**What is required:**
Please retype the listing below from its first line up to and including the line with "- deltae-bar: [17, 412, 36, 420]".

--- Dataset ---

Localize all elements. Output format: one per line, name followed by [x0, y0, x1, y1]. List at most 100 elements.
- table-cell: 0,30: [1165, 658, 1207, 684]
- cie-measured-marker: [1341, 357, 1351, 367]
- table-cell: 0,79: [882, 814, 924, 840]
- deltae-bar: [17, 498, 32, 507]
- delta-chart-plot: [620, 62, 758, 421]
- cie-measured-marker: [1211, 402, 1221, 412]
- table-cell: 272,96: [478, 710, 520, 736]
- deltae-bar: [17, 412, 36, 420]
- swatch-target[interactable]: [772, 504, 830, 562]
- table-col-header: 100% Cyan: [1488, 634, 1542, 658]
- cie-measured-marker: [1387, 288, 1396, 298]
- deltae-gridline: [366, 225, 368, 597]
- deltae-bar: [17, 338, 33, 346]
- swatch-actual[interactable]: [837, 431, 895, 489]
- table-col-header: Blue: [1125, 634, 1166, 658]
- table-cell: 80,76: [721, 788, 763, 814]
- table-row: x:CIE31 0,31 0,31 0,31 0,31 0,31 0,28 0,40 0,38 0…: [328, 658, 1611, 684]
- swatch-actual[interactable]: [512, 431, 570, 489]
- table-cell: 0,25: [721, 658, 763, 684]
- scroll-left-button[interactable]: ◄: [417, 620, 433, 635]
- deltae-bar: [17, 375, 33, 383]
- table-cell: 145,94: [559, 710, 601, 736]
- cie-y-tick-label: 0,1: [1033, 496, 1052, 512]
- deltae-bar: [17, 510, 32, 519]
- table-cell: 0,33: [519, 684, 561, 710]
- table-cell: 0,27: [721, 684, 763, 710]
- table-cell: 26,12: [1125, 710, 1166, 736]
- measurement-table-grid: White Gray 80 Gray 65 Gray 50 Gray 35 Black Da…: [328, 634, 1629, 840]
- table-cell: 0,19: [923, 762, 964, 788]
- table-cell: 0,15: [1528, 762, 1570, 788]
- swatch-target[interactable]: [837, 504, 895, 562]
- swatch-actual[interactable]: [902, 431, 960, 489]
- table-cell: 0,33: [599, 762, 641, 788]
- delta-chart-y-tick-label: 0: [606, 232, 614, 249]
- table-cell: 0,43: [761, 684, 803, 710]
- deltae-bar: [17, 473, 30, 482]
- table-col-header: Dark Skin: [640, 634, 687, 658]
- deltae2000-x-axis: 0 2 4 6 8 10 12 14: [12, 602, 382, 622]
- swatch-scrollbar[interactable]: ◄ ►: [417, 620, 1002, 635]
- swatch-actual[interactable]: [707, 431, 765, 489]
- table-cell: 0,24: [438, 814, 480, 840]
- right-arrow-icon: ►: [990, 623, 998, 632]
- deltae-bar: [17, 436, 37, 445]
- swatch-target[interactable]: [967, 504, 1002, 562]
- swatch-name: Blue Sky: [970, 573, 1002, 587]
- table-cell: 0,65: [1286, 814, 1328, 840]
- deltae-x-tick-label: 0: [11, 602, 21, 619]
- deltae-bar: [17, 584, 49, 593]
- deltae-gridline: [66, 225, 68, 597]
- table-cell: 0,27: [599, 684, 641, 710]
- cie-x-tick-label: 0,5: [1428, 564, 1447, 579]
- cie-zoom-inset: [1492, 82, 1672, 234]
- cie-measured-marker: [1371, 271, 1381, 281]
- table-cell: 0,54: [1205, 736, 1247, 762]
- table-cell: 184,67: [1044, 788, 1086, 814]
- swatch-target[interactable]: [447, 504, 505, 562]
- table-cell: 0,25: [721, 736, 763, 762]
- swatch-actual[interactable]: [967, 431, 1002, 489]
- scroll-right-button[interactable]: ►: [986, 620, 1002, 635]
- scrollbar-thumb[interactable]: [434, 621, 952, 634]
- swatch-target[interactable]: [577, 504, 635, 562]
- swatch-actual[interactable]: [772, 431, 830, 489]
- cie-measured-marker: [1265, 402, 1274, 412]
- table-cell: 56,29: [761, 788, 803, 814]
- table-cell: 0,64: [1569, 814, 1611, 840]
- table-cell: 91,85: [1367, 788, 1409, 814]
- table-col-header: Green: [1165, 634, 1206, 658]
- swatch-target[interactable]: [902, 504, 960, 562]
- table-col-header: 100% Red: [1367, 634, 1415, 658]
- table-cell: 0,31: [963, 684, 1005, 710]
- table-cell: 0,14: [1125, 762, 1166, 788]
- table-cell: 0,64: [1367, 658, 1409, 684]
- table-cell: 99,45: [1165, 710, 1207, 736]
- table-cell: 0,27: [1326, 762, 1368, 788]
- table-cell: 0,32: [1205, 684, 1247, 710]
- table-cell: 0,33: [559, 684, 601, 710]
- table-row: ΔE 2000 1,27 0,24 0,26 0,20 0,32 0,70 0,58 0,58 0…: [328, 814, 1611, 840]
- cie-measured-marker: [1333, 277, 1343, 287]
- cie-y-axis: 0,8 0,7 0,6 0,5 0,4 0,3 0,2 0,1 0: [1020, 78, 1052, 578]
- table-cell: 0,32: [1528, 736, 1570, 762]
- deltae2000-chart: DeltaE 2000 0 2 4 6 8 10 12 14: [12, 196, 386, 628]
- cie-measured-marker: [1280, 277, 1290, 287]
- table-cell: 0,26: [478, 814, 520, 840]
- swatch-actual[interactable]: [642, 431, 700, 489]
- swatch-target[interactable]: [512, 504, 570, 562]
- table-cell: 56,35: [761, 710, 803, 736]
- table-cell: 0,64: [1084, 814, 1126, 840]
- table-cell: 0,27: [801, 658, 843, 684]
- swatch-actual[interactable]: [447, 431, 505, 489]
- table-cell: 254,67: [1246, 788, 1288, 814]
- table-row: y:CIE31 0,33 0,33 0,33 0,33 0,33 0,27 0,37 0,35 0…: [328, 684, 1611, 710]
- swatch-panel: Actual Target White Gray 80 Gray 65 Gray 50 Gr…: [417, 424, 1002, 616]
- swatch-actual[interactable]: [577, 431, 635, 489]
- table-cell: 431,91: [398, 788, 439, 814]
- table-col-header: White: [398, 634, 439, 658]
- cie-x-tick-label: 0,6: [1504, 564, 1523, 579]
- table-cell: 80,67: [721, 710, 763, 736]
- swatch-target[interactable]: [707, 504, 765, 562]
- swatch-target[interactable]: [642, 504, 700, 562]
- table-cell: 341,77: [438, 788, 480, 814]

---

**Solved exercise:**
Localize all elements. Output format: one per line, name followed by [x0, y0, x1, y1]. List at most 100 elements.
- table-cell: 0,30: [1165, 658, 1207, 684]
- cie-measured-marker: [1341, 357, 1351, 367]
- table-cell: 0,79: [882, 814, 924, 840]
- deltae-bar: [17, 498, 32, 507]
- delta-chart-plot: [620, 62, 758, 421]
- cie-measured-marker: [1211, 402, 1221, 412]
- table-cell: 272,96: [478, 710, 520, 736]
- deltae-bar: [17, 412, 36, 420]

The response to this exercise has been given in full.